═══ RECORDS SUPPLIED
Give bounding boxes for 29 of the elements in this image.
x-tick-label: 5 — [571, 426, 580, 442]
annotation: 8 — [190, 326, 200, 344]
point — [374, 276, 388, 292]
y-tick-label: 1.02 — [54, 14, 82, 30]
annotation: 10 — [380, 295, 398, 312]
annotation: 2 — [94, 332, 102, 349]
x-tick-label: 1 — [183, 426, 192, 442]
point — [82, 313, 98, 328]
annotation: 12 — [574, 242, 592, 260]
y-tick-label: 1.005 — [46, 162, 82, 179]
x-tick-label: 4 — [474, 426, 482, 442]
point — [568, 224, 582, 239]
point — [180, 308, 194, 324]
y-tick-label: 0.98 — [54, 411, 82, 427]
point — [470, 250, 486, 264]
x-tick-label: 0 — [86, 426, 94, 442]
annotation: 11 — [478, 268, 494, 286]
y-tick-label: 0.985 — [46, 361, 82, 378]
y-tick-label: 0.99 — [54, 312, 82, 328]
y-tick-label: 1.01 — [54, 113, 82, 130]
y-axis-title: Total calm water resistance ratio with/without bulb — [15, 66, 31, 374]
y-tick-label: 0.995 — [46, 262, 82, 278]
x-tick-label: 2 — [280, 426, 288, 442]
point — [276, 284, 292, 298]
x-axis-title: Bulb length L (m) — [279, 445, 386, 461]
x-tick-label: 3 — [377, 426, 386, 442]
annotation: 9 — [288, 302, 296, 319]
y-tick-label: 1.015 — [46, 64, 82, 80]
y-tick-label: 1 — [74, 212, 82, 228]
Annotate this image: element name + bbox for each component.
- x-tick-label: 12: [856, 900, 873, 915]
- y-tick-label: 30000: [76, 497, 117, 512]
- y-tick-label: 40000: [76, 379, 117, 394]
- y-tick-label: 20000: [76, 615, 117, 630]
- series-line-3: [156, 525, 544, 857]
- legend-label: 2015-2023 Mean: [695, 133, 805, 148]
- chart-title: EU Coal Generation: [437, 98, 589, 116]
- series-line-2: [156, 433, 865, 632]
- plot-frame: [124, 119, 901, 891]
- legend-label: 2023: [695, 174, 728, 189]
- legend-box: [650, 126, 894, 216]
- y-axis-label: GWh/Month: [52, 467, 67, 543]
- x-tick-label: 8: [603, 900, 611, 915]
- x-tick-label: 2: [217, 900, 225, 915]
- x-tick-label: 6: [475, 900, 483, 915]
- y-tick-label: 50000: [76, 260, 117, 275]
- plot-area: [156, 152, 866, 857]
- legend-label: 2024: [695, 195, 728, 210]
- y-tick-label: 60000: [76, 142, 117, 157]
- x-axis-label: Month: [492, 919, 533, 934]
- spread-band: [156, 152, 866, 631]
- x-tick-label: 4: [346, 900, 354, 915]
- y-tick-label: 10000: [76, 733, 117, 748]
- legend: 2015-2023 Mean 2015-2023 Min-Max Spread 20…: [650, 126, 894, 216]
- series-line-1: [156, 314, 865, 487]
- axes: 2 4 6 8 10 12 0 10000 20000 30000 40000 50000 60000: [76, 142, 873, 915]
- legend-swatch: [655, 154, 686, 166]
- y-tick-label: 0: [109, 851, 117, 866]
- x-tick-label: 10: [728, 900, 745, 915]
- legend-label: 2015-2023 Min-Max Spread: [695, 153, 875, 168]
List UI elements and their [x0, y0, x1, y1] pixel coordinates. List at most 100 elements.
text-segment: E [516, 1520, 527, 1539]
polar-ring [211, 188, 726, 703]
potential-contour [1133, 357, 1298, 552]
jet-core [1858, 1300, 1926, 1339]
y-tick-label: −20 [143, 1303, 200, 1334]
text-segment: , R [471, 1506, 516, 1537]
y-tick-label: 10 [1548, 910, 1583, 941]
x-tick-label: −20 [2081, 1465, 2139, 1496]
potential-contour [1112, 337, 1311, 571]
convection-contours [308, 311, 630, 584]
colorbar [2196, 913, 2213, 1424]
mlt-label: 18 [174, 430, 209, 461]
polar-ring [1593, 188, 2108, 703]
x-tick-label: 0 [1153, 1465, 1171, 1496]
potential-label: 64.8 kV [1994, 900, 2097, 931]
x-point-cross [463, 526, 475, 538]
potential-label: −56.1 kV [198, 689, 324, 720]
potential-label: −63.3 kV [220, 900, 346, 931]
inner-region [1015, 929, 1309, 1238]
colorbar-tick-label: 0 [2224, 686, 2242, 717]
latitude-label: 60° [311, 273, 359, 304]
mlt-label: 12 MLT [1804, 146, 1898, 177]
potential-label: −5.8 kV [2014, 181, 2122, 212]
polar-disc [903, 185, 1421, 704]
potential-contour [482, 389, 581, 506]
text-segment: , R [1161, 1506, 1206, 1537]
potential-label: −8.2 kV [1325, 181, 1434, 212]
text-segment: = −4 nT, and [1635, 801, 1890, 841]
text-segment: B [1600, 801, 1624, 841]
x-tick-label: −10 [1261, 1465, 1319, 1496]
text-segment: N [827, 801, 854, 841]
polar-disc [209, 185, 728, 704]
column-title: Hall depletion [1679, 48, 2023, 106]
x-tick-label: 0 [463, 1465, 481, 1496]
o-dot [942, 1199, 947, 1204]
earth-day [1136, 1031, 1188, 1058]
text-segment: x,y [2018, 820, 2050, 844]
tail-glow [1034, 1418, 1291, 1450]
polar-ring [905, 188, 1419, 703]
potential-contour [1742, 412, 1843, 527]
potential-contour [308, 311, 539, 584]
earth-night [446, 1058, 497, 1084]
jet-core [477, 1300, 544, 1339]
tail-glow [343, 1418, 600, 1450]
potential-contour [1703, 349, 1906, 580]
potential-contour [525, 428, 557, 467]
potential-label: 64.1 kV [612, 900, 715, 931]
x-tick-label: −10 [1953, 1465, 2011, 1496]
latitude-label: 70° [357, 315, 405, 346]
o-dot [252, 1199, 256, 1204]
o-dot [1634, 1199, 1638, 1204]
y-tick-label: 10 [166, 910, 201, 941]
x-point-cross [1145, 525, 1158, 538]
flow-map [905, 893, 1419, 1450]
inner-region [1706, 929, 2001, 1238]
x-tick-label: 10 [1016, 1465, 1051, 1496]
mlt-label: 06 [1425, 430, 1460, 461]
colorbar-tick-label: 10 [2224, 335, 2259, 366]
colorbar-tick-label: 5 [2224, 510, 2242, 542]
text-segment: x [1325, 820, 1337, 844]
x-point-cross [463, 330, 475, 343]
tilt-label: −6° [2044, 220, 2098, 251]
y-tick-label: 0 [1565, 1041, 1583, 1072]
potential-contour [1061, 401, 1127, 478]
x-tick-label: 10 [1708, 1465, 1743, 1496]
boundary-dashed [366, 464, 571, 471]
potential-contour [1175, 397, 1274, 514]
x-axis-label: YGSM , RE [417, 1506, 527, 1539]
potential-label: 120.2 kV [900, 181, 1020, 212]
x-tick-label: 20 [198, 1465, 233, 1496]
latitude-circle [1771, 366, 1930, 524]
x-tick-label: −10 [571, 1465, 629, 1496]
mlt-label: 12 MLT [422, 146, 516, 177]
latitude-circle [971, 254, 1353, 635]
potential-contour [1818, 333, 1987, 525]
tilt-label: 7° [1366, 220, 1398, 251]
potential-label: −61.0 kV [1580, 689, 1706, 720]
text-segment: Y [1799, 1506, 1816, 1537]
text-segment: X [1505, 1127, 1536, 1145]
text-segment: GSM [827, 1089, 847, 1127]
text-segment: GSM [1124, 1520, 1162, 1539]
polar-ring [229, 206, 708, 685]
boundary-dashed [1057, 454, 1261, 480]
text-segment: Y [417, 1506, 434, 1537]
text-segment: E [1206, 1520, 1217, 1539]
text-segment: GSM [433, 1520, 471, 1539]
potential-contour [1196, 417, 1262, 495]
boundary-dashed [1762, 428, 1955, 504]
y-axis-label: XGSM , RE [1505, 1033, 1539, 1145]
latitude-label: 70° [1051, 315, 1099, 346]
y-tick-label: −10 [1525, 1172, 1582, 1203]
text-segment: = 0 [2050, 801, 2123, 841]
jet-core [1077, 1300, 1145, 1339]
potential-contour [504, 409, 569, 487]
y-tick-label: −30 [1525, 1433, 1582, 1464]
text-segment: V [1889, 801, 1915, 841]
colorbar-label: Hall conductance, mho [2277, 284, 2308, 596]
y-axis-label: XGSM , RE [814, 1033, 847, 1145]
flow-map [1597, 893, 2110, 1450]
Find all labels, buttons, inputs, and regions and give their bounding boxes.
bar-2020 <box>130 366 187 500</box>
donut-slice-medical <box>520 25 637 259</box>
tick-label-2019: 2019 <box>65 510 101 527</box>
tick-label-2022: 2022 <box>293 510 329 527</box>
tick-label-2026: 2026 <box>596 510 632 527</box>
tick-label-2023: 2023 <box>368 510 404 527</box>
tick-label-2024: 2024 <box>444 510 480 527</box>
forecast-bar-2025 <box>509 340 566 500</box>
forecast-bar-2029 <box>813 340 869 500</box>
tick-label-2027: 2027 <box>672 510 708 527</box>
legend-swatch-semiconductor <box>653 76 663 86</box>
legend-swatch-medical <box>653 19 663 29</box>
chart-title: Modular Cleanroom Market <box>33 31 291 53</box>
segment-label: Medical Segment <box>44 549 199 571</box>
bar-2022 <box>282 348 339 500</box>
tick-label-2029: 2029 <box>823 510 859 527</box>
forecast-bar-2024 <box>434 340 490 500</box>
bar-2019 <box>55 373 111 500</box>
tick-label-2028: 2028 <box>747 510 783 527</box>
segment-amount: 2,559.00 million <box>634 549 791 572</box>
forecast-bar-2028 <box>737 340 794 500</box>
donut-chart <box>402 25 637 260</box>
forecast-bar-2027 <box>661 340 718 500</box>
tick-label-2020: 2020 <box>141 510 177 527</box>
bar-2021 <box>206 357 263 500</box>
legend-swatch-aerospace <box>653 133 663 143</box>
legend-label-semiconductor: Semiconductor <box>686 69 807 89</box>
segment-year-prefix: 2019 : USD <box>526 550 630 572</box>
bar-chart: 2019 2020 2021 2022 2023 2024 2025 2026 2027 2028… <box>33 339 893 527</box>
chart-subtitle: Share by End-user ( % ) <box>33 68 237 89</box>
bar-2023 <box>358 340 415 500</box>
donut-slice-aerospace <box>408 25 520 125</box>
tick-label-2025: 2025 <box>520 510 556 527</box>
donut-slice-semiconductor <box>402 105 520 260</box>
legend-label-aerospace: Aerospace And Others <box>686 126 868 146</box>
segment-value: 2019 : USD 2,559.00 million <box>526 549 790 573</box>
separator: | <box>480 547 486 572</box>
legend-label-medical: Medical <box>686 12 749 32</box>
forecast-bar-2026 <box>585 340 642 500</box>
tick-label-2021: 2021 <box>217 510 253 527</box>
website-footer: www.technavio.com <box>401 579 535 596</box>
══════
WHAT IS BEING ASKED:
Please copy out the stretch from the start of the records through the line with "y-tick-label: 1.005 — [46, 162, 82, 179]", without changing anything.

RESPONSE BELOW:
Give bounding boxes for 29 of the elements in this image.
x-tick-label: 5 — [571, 426, 580, 442]
annotation: 8 — [190, 326, 200, 344]
point — [374, 276, 388, 292]
y-tick-label: 1.02 — [54, 14, 82, 30]
annotation: 10 — [380, 295, 398, 312]
annotation: 2 — [94, 332, 102, 349]
x-tick-label: 1 — [183, 426, 192, 442]
point — [82, 313, 98, 328]
annotation: 12 — [574, 242, 592, 260]
y-tick-label: 1.005 — [46, 162, 82, 179]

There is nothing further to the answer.